**SOURCE DATA**:
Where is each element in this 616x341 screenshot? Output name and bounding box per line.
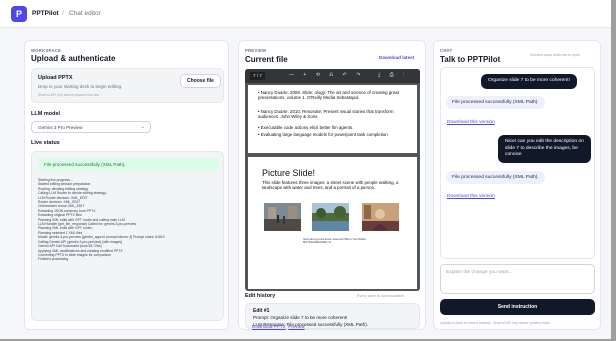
slide-page-picture: Picture Slide! This slide features three…: [248, 157, 417, 289]
workspace-panel: WORKSPACE Upload & authenticate Upload P…: [24, 40, 229, 330]
top-bar-field[interactable]: [508, 9, 586, 21]
page-indicator[interactable]: 7 / 7: [250, 72, 265, 80]
viewer-toolbar: 7 / 7 — + ⟲ ⎌ ↶ ↷ ⤓ ⎙ ⋮: [245, 69, 420, 83]
chat-eyebrow: CHAT: [440, 48, 453, 53]
model-select[interactable]: Gemini 3 Pro Preview ⌄: [31, 121, 151, 133]
portrait-image: [362, 203, 399, 231]
chat-session-note: Session stays while tab is open: [530, 53, 580, 57]
top-bar: P PPTPilot / Chat editor: [0, 0, 611, 28]
instruction-input[interactable]: Explain the change you want...: [440, 264, 595, 294]
logo-icon: P: [11, 6, 27, 22]
download-latest-link[interactable]: Download latest: [379, 55, 414, 60]
reference-item: • Nancy Duarte. 2008. Slide: ology: The …: [258, 90, 399, 100]
edit-history-title: Edit history: [245, 293, 276, 299]
edit-item-title: Edit #1: [253, 308, 270, 314]
download-print-menu-icons[interactable]: ⤓ ⎙ ⋮: [378, 72, 408, 78]
slide-description: This slide features three images: a stre…: [262, 180, 399, 190]
live-status-box: File processed successfully (XML Path). …: [31, 151, 224, 321]
choose-file-button[interactable]: Choose file: [180, 74, 221, 88]
chevron-down-icon: ⌄: [140, 124, 145, 130]
download-version-link[interactable]: Download this version: [447, 120, 495, 125]
slide-caption: https://anonymous.4open.science/r/Talk-t…: [303, 238, 367, 245]
instruction-placeholder: Explain the change you want...: [446, 270, 513, 275]
log-line: Finished processing: [38, 257, 69, 262]
landscape-image: [312, 203, 349, 231]
edit-prompt-text: Organize slide 7 to be more coherent!: [270, 315, 348, 320]
upload-dropzone[interactable]: Upload PPTX Drop in your starting deck t…: [31, 68, 224, 103]
upload-note: Shared API key above powers this tab.: [38, 93, 100, 97]
pdf-viewer[interactable]: 7 / 7 — + ⟲ ⎌ ↶ ↷ ⤓ ⎙ ⋮ • Nancy Duarte. …: [245, 69, 420, 291]
assistant-message: File processed successfully (XML Path).: [446, 96, 545, 109]
app-window: P PPTPilot / Chat editor WORKSPACE Uploa…: [0, 0, 611, 339]
chat-title: Talk to PPTPilot: [440, 55, 501, 64]
user-message: Nice! can you edit the description on sl…: [498, 135, 591, 163]
preview-link[interactable]: Preview: [288, 324, 304, 329]
chat-footer-note: Upload a deck to start a session. Shared…: [440, 321, 551, 325]
edit-prompt: Prompt: Organize slide 7 to be more cohe…: [253, 315, 347, 320]
reference-item: • Executable code actions elicit better …: [258, 125, 354, 130]
upload-subtitle: Drop in your starting deck to begin edit…: [38, 84, 123, 89]
chat-transcript[interactable]: Organize slide 7 to be more coherent! Fi…: [440, 67, 595, 259]
edit-prompt-label: Prompt:: [253, 315, 270, 320]
brand-name[interactable]: PPTPilot: [32, 10, 59, 17]
model-select-value: Gemini 3 Pro Preview: [38, 125, 83, 130]
street-scene-image: [264, 203, 301, 231]
slide-title: Picture Slide!: [262, 168, 316, 178]
status-success-banner: File processed successfully (XML Path).: [38, 158, 219, 171]
zoom-controls[interactable]: — + ⟲ ⎌ ↶ ↷: [289, 72, 364, 78]
workspace-eyebrow: WORKSPACE: [31, 48, 62, 53]
reference-item: • Evaluating large language models for p…: [258, 132, 388, 137]
user-message: Organize slide 7 to be more coherent!: [481, 74, 577, 89]
preview-title: Current file: [245, 55, 288, 64]
reference-item: • Nancy Duarte. 2010. Resonate: Present …: [258, 109, 394, 119]
download-version-link[interactable]: Download this version: [447, 194, 495, 199]
download-pptx-link[interactable]: Download PPTX: [252, 324, 286, 329]
slide-page-references: • Nancy Duarte. 2008. Slide: ology: The …: [248, 85, 417, 153]
edit-actions: Download PPTX Preview: [252, 324, 305, 329]
preview-eyebrow: PREVIEW: [245, 48, 267, 53]
live-status-label: Live status: [31, 140, 60, 146]
status-log: Starting live progress... Started editin…: [38, 178, 218, 262]
assistant-message: File processed successfully (XML Path).: [446, 171, 545, 184]
model-label: LLM model: [31, 111, 61, 117]
chat-panel: CHAT Talk to PPTPilot Session stays whil…: [433, 40, 601, 330]
send-instruction-button[interactable]: Send instruction: [440, 299, 595, 315]
breadcrumb-separator: /: [62, 10, 64, 17]
upload-title: Upload PPTX: [38, 75, 73, 81]
preview-panel: PREVIEW Current file Download latest 7 /…: [238, 40, 426, 330]
breadcrumb-current: Chat editor: [69, 10, 101, 17]
edit-history-note: Every save is downloadable: [357, 294, 405, 298]
workspace-title: Upload & authenticate: [31, 54, 116, 63]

**DIRECTION**: Count the lines in the entries above that contain the string "editor", and reply with the number alone.

**EXPECTED ANSWER**: 3